>> Begin

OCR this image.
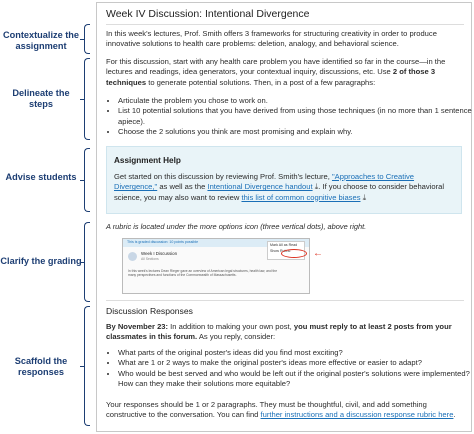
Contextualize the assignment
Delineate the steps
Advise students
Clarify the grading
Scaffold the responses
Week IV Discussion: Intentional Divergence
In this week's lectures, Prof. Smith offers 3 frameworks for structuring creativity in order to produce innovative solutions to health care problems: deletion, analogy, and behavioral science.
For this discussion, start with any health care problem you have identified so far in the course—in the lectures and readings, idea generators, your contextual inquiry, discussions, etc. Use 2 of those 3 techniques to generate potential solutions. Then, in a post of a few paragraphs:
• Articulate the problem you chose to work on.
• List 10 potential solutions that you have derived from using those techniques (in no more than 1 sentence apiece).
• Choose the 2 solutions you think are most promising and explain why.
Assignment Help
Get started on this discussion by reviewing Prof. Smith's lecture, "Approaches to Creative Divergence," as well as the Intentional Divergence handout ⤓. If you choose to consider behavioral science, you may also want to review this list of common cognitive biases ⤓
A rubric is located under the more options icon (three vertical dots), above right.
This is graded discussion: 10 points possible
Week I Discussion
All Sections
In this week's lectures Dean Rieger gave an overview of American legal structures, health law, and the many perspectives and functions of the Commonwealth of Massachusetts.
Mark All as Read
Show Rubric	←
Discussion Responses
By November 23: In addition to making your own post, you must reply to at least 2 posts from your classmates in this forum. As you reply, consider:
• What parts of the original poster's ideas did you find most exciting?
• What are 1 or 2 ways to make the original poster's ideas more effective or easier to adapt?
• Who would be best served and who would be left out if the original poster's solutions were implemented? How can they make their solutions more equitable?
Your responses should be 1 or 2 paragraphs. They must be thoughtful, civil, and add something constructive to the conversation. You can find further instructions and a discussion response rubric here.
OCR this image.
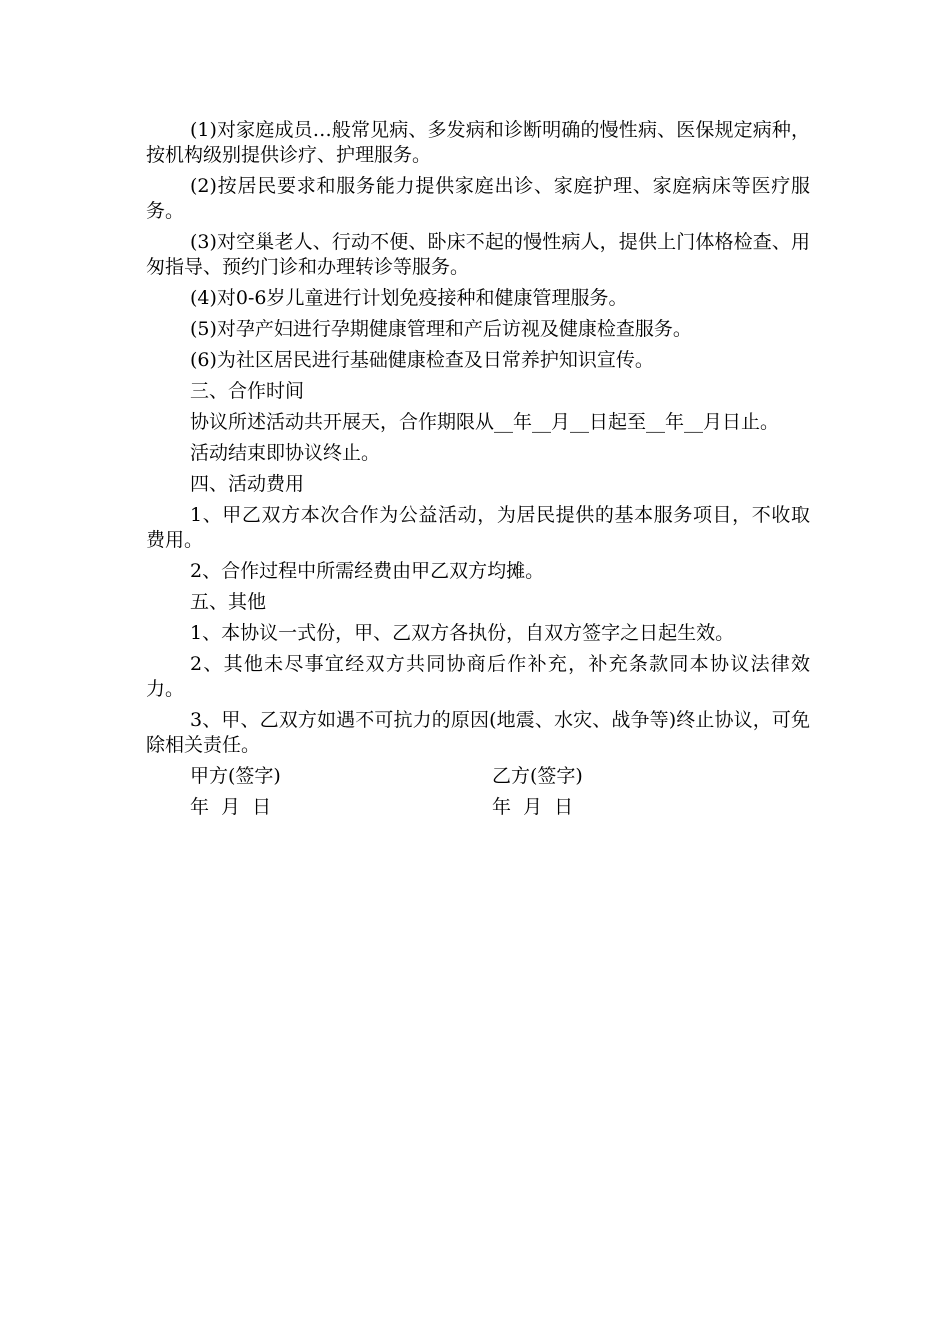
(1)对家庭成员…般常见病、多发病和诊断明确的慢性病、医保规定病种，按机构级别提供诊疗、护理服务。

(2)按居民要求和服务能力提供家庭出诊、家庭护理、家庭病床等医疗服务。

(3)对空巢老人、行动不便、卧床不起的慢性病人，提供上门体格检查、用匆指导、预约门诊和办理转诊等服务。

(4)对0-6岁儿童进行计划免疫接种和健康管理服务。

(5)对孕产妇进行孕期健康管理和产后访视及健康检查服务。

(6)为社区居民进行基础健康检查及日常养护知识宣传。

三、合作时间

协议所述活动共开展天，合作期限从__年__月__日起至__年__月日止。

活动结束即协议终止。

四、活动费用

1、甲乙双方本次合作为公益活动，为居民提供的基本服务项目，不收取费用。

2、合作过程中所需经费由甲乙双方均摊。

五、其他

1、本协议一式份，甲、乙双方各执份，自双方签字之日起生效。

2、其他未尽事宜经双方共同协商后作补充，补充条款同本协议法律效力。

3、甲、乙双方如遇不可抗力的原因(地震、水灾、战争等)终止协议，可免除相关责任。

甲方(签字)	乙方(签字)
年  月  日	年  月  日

>> End

▸ THE PROBLEM
From the records above, pull out each line that has "Intentional".

▸ SOLVED PROBLEM
Week IV Discussion: Intentional Divergence
Get started on this discussion by reviewing Prof. Smith's lecture, "Approaches to Creative Divergence," as well as the Intentional Divergence handout ⤓. If you choose to consider behavioral science, you may also want to review this list of common cognitive biases ⤓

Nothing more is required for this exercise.